Task inputs
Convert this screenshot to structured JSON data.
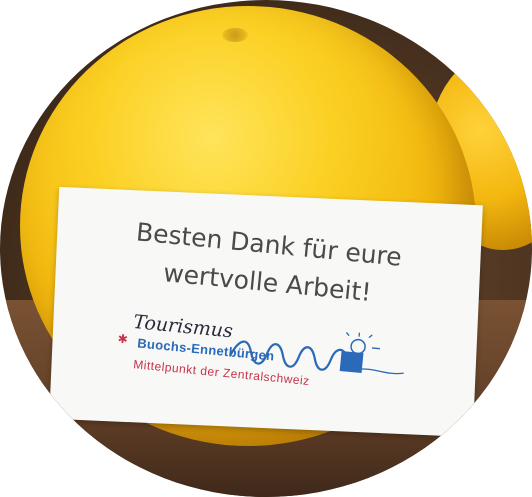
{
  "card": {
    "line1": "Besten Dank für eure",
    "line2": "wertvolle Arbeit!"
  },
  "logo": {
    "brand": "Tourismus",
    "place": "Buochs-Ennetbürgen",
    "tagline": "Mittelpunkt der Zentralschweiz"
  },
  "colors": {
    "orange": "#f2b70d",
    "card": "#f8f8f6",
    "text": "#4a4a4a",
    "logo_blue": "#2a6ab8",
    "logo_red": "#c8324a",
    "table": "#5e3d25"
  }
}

---

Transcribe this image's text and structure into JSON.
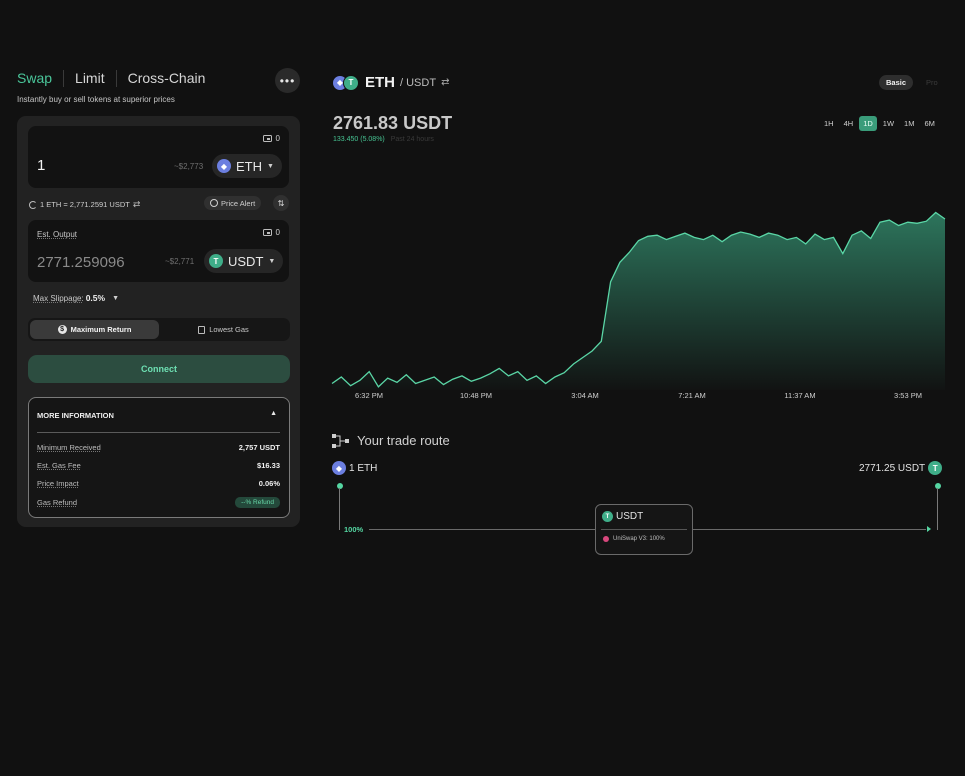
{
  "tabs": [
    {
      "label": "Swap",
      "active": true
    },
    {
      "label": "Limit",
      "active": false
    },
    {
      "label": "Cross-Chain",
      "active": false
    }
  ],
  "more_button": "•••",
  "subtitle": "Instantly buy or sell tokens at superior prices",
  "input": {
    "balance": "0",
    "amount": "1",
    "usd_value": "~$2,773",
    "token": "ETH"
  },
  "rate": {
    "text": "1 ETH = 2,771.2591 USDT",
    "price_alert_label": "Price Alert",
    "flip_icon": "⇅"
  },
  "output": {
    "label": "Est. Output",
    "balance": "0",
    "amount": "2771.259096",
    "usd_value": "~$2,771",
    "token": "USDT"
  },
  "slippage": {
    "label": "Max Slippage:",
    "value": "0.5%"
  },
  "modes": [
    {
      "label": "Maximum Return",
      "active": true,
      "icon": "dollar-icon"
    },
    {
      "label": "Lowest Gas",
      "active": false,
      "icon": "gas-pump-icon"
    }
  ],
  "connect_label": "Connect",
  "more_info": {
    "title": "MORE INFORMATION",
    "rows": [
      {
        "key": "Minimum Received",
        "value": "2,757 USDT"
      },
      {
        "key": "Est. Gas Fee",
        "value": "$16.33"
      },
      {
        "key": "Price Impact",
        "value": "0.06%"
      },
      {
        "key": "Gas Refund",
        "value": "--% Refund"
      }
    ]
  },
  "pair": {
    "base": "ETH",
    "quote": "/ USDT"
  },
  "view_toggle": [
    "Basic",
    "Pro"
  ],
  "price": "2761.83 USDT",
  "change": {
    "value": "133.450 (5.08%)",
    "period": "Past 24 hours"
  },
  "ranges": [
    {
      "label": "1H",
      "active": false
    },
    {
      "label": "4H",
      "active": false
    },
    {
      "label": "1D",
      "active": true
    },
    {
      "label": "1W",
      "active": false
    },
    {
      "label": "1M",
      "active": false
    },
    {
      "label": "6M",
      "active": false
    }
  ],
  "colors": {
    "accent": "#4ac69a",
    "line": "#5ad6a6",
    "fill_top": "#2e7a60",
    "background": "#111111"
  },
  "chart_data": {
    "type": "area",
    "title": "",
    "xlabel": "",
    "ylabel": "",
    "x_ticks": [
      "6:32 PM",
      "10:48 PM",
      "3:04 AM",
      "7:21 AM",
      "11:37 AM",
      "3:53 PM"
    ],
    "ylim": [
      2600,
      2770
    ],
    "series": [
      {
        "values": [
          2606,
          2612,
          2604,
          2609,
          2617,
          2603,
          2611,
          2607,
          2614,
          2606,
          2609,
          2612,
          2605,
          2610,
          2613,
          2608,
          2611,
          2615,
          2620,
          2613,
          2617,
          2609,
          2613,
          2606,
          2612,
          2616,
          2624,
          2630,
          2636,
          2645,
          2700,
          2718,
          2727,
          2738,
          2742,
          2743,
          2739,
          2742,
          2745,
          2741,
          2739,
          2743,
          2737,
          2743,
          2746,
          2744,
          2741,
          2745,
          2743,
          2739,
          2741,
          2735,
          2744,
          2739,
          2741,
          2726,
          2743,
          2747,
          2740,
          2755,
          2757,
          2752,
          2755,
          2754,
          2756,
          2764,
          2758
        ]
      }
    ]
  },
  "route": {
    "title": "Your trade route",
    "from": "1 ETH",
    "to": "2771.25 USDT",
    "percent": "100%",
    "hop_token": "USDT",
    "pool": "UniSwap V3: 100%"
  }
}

==

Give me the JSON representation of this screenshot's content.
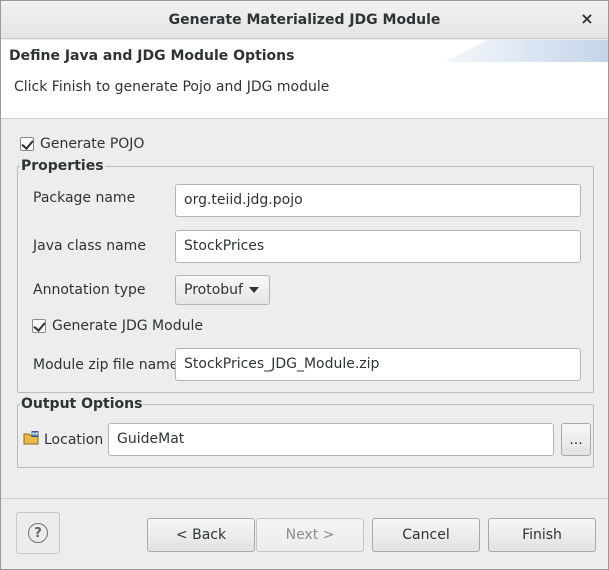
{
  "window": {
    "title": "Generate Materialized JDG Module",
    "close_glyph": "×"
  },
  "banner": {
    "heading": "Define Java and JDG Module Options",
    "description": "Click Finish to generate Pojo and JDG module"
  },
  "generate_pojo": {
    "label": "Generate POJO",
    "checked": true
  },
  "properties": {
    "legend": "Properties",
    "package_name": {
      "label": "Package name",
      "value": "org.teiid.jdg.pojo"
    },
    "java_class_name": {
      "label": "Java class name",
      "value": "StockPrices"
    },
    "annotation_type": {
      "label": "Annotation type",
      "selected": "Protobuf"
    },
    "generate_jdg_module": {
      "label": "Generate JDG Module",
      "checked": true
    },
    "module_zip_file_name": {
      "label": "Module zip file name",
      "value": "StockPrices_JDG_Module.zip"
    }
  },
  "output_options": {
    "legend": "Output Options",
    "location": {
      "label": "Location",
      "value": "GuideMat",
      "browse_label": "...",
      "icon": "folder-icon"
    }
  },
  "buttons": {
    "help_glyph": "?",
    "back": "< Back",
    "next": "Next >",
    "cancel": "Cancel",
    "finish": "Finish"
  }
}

What you should do
Find the lines of the material that hold the word "true" and report their count alone.

Final result
5